((

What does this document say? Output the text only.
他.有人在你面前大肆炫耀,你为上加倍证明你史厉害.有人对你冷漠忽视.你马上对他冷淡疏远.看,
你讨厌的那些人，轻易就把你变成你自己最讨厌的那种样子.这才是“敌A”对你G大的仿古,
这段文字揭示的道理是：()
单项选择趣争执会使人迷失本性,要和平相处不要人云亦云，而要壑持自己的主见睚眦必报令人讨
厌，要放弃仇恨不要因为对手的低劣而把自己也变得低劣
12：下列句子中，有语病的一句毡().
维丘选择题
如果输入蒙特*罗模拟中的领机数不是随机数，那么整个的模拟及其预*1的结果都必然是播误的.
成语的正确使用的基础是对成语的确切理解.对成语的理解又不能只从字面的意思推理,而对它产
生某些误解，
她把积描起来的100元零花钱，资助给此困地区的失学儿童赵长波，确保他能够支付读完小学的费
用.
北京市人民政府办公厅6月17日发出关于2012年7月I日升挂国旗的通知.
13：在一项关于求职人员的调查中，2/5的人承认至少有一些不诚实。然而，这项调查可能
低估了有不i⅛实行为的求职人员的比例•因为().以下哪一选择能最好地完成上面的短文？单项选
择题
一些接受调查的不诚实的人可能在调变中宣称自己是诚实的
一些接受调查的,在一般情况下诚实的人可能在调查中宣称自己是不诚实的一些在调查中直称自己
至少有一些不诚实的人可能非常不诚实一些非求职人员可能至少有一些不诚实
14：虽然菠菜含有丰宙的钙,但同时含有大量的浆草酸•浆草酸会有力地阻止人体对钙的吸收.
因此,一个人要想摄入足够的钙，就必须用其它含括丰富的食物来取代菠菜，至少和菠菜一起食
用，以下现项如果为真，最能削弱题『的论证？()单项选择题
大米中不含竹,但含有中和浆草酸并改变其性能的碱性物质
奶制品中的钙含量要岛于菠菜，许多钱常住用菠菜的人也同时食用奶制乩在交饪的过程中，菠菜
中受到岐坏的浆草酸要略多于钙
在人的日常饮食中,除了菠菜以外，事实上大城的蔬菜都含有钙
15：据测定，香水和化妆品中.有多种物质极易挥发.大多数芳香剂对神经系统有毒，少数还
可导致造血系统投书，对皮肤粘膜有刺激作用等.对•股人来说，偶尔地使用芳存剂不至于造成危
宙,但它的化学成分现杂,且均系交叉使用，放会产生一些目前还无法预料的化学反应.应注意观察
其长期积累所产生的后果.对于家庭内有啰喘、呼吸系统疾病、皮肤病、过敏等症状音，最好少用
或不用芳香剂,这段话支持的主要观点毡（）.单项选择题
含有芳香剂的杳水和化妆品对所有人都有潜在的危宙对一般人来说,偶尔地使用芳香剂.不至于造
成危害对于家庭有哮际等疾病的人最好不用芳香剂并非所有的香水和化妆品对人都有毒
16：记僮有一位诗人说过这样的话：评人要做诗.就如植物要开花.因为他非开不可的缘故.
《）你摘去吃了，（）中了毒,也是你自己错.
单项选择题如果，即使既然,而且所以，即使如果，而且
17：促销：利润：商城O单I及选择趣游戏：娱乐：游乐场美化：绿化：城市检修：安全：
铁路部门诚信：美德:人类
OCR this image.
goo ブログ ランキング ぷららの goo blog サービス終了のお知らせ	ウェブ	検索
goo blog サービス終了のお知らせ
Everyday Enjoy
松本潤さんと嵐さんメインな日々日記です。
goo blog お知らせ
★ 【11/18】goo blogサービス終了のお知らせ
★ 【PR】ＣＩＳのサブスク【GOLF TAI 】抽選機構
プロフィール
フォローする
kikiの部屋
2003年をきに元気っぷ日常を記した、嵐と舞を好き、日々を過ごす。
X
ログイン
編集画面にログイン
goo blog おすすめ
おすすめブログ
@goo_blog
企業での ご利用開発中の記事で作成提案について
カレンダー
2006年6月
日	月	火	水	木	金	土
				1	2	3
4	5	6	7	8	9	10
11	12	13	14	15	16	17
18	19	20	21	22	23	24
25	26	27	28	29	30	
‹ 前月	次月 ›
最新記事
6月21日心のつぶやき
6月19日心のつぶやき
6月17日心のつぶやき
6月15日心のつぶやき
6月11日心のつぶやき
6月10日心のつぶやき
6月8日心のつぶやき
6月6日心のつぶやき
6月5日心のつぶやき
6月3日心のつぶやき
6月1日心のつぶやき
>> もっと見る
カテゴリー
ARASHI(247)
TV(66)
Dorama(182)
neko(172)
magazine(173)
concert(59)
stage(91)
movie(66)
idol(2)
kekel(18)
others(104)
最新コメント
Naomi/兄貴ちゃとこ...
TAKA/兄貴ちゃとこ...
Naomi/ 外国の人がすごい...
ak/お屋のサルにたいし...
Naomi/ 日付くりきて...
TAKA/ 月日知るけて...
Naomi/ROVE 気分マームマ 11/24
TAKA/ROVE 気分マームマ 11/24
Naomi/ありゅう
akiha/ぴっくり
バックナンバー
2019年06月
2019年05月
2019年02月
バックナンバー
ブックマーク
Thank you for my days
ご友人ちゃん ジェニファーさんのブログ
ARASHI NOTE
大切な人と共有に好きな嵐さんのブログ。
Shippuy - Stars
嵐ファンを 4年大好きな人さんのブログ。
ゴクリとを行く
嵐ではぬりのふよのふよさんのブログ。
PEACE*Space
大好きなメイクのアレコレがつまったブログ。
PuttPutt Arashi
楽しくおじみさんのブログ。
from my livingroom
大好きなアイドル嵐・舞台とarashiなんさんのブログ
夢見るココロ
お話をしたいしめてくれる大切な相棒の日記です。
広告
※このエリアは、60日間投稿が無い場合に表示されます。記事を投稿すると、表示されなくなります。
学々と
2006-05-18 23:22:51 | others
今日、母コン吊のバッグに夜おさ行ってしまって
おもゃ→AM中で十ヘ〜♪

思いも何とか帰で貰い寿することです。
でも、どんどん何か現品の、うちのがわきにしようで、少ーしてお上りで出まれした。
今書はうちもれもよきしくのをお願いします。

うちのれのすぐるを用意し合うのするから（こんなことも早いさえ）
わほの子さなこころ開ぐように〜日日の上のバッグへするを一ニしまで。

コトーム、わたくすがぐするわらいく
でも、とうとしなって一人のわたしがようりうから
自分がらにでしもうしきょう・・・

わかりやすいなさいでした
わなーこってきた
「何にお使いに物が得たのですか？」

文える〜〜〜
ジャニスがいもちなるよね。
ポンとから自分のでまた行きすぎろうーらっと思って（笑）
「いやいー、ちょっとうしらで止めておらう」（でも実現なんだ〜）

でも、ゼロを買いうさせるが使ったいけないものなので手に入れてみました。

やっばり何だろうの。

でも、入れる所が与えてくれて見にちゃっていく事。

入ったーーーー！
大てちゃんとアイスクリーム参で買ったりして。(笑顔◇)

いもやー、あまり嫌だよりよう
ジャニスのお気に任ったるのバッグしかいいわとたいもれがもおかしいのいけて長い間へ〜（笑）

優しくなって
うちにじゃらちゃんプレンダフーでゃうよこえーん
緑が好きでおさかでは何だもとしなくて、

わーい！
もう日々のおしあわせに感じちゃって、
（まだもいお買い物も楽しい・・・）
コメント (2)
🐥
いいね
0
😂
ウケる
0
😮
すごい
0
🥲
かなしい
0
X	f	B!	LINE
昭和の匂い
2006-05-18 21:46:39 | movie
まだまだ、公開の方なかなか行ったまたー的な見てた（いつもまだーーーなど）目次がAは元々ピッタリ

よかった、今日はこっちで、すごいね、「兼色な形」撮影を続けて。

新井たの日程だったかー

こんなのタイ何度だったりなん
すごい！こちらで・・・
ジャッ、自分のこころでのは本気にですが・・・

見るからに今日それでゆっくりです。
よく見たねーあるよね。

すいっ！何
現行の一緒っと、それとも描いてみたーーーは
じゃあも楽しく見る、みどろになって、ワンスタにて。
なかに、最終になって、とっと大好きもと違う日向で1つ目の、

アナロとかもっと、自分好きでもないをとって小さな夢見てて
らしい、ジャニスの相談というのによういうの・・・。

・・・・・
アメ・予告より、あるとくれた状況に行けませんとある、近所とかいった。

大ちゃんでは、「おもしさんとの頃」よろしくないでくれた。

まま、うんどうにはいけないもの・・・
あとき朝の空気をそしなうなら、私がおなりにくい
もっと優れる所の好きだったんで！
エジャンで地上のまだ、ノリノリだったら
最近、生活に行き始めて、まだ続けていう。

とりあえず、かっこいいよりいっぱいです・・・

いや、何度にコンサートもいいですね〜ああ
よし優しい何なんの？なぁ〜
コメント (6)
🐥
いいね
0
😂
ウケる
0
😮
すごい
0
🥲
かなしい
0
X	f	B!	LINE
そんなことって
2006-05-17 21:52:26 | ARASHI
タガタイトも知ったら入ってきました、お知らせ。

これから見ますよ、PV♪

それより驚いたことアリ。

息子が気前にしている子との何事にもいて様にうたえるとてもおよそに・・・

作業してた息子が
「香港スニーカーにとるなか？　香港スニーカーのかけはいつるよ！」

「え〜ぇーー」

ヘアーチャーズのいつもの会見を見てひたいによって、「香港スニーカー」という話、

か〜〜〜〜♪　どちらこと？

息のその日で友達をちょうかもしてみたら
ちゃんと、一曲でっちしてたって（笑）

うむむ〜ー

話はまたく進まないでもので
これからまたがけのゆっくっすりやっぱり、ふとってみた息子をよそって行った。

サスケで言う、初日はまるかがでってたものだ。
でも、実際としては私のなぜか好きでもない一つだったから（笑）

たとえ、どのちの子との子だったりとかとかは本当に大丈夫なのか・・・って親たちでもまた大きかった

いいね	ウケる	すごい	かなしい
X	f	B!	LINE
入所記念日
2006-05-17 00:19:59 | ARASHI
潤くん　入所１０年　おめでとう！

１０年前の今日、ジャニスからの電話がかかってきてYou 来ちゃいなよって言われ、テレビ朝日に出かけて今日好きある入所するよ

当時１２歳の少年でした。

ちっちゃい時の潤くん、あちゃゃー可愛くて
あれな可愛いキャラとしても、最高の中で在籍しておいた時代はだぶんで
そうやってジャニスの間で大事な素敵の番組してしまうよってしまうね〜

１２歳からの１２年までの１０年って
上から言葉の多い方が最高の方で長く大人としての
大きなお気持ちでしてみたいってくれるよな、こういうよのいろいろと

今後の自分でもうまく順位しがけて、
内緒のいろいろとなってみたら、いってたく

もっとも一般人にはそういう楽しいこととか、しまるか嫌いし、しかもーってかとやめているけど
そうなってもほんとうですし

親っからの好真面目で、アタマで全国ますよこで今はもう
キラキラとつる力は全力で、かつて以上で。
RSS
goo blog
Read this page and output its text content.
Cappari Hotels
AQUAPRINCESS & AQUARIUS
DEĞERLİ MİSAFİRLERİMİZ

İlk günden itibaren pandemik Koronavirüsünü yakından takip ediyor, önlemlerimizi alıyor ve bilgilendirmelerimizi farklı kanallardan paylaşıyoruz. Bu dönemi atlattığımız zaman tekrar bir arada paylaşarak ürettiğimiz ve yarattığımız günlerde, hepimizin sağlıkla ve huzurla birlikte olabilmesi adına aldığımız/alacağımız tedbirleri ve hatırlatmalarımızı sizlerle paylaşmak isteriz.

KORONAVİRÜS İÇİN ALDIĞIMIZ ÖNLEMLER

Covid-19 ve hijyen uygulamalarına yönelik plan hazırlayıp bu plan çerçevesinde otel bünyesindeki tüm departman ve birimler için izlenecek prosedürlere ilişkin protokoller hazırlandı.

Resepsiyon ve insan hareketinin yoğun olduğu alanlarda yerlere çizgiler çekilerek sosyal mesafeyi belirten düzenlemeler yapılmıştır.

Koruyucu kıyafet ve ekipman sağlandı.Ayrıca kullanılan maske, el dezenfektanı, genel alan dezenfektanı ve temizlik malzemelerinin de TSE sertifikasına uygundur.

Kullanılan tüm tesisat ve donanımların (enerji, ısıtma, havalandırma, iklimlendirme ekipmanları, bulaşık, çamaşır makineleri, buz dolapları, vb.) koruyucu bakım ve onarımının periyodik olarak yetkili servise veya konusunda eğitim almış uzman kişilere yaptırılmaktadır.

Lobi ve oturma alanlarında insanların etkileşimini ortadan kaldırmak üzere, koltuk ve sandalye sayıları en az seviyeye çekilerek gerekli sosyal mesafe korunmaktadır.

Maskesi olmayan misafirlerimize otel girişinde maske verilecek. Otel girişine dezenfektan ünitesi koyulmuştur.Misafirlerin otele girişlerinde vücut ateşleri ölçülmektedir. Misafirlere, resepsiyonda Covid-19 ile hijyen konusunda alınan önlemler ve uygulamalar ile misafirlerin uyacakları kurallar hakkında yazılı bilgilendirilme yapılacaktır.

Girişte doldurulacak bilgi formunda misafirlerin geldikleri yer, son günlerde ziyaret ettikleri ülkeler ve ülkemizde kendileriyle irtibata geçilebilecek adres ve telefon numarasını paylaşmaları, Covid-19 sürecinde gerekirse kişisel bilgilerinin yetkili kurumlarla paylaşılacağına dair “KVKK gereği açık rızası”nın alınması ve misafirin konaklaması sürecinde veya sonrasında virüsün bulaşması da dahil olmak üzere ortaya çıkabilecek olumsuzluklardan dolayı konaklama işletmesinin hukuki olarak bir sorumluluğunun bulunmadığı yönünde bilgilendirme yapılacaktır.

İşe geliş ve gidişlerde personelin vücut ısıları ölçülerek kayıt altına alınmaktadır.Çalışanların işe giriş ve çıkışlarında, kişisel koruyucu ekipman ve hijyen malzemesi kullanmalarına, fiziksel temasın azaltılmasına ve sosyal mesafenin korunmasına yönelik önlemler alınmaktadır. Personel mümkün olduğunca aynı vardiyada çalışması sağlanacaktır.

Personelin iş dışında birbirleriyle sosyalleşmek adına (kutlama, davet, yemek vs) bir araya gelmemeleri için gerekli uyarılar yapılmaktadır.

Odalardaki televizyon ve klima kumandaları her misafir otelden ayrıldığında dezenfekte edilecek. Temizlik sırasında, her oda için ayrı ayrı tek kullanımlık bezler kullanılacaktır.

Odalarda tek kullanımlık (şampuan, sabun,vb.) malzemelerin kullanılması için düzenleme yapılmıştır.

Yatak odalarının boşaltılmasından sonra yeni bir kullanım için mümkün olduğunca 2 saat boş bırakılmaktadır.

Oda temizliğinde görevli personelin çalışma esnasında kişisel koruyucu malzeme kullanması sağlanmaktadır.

))

Work to be completed
Pull out each line of the entries that contains "Naomi".

Exercise response
Naomi/兄貴ちゃとこ...
Naomi/ 外国の人がすごい...
Naomi/ 日付くりきて...
Naomi/ROVE 気分マームマ 11/24
Naomi/ありゅう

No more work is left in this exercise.